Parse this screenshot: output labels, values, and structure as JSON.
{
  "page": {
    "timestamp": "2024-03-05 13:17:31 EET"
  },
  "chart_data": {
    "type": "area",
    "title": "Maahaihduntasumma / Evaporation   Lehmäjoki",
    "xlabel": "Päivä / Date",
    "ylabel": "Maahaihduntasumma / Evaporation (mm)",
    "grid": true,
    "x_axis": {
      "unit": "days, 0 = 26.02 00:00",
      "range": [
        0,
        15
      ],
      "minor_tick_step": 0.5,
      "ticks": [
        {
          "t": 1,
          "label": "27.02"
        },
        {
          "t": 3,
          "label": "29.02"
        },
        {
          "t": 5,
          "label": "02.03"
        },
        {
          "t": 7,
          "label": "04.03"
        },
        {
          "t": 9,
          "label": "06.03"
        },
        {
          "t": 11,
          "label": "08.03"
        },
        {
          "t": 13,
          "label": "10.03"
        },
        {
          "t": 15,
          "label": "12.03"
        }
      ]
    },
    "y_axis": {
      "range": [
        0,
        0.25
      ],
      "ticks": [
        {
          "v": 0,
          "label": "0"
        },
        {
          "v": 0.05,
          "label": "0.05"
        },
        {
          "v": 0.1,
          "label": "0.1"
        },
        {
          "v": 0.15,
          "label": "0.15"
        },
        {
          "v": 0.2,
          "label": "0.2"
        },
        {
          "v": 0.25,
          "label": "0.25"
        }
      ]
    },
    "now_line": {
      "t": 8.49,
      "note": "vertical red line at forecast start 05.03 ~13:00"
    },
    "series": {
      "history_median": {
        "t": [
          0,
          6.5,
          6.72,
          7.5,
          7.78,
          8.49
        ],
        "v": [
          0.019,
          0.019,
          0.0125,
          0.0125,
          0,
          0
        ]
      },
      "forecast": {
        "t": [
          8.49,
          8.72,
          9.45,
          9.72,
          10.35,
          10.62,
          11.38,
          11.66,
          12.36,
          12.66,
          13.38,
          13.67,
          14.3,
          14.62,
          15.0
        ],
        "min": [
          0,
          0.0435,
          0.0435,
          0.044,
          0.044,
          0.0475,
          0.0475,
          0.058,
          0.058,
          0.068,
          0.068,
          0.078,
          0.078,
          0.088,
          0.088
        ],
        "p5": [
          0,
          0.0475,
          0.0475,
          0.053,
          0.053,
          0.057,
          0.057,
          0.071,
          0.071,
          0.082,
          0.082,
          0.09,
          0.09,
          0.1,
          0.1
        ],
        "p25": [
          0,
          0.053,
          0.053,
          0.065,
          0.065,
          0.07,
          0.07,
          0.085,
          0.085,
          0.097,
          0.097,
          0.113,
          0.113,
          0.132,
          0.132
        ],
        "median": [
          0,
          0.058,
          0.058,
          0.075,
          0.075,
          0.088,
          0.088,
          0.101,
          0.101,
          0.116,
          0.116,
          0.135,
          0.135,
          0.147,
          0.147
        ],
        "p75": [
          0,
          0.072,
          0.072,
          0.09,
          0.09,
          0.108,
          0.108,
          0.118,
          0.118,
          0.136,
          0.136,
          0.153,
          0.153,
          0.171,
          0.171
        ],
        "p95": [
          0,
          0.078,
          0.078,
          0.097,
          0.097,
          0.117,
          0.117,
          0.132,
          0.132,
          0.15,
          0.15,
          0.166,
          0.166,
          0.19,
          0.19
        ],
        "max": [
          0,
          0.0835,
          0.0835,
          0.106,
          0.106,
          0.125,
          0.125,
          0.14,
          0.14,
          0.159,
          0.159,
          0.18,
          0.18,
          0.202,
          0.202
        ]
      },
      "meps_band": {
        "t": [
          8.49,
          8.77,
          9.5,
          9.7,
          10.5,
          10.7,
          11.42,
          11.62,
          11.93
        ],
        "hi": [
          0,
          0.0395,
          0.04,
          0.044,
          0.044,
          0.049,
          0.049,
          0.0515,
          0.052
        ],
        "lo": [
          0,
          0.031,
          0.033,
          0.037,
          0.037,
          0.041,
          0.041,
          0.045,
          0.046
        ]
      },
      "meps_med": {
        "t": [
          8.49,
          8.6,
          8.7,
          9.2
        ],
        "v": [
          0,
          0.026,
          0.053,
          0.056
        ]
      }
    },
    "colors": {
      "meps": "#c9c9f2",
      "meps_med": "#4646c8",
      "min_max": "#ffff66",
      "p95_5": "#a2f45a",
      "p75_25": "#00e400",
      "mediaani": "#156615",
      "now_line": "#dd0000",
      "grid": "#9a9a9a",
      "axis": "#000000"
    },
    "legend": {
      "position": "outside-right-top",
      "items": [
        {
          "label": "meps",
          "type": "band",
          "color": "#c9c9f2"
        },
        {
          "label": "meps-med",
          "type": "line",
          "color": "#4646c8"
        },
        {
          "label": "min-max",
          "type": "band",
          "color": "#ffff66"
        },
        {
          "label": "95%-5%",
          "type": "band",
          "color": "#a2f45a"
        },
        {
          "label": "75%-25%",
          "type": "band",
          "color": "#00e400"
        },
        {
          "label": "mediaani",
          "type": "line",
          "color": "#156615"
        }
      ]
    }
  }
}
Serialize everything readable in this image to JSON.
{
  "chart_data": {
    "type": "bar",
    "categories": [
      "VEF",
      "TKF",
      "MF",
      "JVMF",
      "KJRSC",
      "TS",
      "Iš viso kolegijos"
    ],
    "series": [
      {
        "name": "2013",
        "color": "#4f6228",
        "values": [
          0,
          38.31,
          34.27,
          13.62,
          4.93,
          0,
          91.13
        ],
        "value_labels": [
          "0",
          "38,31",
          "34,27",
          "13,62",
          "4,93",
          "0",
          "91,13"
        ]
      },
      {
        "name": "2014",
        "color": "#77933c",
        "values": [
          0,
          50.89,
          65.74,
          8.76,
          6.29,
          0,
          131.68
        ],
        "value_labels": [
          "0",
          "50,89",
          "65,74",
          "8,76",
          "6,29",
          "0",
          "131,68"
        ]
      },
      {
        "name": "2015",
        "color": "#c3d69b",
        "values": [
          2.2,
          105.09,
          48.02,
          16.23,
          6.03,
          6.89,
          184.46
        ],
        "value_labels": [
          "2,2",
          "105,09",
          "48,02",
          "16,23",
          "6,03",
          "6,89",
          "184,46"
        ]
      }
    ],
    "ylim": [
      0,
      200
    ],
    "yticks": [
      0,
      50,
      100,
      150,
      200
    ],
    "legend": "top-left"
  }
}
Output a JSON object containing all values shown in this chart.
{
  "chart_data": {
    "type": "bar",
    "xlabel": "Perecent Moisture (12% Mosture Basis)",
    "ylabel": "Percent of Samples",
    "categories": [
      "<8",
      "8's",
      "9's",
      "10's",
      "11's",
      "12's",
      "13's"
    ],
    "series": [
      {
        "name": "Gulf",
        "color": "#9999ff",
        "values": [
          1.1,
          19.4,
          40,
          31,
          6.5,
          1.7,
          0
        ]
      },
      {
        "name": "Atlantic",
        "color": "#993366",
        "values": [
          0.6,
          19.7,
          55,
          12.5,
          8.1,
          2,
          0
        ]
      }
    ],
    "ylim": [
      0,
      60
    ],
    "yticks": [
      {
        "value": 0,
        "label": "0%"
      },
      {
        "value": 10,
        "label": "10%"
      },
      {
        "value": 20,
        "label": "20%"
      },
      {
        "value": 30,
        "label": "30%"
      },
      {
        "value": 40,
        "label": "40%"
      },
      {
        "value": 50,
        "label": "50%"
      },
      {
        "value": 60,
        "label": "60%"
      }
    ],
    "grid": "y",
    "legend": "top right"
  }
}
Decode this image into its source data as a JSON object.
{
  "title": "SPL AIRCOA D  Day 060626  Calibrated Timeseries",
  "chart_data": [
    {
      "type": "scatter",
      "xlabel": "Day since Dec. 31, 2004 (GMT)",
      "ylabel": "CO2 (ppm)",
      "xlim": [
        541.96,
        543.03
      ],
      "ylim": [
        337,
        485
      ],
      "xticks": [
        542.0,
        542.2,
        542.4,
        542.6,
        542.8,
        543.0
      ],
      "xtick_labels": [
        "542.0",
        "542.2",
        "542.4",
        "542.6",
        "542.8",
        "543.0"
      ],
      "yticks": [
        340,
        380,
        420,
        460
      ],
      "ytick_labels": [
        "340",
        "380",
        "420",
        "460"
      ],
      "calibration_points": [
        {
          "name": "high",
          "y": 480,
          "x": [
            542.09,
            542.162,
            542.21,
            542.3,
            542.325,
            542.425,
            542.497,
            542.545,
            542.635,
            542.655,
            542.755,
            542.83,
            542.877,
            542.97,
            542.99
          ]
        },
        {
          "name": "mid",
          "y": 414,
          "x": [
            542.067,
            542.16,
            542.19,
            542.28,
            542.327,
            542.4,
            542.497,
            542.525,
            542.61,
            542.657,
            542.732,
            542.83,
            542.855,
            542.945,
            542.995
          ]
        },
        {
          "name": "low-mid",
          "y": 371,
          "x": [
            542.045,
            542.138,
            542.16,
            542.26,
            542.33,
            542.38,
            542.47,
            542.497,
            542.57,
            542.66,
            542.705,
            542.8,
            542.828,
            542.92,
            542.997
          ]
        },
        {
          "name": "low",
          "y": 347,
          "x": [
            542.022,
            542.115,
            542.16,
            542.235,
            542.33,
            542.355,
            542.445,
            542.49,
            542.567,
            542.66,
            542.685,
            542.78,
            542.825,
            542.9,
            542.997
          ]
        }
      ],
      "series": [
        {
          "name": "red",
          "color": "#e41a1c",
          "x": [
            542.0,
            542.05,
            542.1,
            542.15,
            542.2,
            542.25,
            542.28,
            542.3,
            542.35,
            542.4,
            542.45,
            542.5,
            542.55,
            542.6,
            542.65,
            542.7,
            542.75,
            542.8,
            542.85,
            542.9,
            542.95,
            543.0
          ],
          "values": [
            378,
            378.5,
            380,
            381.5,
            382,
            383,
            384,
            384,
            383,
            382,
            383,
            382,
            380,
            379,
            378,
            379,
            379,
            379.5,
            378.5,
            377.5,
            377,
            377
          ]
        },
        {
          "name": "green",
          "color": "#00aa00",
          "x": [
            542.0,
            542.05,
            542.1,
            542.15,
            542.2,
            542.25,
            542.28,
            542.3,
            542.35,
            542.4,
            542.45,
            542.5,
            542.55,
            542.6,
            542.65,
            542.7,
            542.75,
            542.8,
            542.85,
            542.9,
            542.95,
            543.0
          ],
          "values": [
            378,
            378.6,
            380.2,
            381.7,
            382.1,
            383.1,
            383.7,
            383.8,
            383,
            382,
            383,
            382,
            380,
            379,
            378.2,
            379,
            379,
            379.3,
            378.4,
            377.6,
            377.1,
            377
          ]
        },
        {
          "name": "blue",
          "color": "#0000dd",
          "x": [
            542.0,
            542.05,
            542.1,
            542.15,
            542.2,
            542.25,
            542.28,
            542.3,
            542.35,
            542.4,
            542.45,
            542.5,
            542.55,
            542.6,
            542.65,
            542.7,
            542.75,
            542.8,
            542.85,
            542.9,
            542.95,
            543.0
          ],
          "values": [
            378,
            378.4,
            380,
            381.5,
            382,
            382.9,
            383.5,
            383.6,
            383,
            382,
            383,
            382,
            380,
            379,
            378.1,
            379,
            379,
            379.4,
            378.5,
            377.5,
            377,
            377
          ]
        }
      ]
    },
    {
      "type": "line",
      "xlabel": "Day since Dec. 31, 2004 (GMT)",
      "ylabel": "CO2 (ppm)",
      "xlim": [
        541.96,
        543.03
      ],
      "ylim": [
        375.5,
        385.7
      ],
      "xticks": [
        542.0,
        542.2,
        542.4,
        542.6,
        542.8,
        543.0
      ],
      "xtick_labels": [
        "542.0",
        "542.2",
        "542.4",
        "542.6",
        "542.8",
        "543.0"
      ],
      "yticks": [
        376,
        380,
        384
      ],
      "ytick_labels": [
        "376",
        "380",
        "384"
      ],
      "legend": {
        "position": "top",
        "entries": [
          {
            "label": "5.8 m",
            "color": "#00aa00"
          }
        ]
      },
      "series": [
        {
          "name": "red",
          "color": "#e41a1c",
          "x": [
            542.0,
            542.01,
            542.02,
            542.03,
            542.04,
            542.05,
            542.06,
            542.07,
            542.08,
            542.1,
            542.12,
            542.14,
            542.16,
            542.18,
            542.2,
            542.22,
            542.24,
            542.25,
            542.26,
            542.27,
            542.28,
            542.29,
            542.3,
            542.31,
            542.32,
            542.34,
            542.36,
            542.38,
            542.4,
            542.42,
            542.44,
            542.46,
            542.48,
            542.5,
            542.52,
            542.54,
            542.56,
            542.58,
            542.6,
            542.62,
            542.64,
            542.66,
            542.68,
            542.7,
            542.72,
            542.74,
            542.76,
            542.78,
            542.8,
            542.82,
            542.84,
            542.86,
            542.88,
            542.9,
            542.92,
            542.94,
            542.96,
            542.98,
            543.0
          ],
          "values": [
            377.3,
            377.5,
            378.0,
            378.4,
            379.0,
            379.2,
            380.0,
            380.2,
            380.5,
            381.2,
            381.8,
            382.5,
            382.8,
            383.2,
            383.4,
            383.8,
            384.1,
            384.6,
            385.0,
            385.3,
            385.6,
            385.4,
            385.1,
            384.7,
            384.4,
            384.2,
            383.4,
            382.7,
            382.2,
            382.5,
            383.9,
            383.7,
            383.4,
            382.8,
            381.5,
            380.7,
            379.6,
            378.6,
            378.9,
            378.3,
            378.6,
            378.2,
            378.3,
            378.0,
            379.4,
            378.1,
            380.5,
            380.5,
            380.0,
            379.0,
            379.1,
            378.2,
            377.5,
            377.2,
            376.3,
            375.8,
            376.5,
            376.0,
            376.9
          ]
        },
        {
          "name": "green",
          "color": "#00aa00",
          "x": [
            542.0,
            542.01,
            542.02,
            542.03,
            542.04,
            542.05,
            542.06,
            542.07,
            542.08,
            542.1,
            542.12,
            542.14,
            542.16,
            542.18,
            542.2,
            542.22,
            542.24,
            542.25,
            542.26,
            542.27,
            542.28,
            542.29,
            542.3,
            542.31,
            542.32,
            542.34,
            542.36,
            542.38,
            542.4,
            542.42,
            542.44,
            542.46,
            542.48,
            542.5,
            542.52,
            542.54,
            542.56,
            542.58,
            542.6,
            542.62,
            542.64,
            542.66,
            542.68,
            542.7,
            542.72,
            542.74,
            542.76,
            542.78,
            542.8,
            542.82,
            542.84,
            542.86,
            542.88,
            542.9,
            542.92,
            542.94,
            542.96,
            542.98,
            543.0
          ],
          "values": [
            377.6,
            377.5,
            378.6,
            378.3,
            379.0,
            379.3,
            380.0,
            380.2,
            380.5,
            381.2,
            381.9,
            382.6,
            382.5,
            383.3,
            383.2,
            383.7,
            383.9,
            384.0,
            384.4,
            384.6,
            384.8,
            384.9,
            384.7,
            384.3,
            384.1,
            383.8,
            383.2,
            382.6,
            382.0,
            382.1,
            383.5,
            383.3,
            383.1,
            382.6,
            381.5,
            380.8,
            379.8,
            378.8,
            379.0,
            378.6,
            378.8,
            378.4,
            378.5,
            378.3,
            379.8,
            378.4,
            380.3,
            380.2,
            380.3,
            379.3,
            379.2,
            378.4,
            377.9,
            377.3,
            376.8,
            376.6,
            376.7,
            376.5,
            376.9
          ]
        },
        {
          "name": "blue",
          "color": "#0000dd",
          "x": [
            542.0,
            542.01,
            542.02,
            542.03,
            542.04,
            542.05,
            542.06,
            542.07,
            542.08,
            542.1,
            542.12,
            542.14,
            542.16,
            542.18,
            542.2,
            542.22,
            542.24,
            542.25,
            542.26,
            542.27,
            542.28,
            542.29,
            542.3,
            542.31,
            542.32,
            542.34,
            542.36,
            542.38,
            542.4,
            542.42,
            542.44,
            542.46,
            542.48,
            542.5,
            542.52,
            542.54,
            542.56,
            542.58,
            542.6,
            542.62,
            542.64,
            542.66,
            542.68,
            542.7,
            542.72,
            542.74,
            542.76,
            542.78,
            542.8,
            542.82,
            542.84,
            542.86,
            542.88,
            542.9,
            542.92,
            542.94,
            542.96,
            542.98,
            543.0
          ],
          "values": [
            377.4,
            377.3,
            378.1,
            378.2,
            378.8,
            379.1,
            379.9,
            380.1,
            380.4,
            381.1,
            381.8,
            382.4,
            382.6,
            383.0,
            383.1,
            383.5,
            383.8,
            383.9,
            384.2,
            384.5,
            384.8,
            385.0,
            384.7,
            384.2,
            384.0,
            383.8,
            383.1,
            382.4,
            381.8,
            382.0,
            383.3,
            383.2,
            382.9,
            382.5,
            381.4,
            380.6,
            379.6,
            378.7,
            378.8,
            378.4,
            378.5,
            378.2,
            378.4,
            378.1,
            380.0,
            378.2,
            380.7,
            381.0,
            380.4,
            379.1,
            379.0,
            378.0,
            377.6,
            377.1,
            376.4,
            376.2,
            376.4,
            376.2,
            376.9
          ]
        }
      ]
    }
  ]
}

=-=-=-=-=

Using the records above, find and show each line with the string "xlabel".

# [Task result]
    "xlabel": "Päivä / Date",
    "xlabel": "Perecent Moisture (12% Mosture Basis)",
      "xlabel": "Day since Dec. 31, 2004 (GMT)",
      "xlabel": "Day since Dec. 31, 2004 (GMT)",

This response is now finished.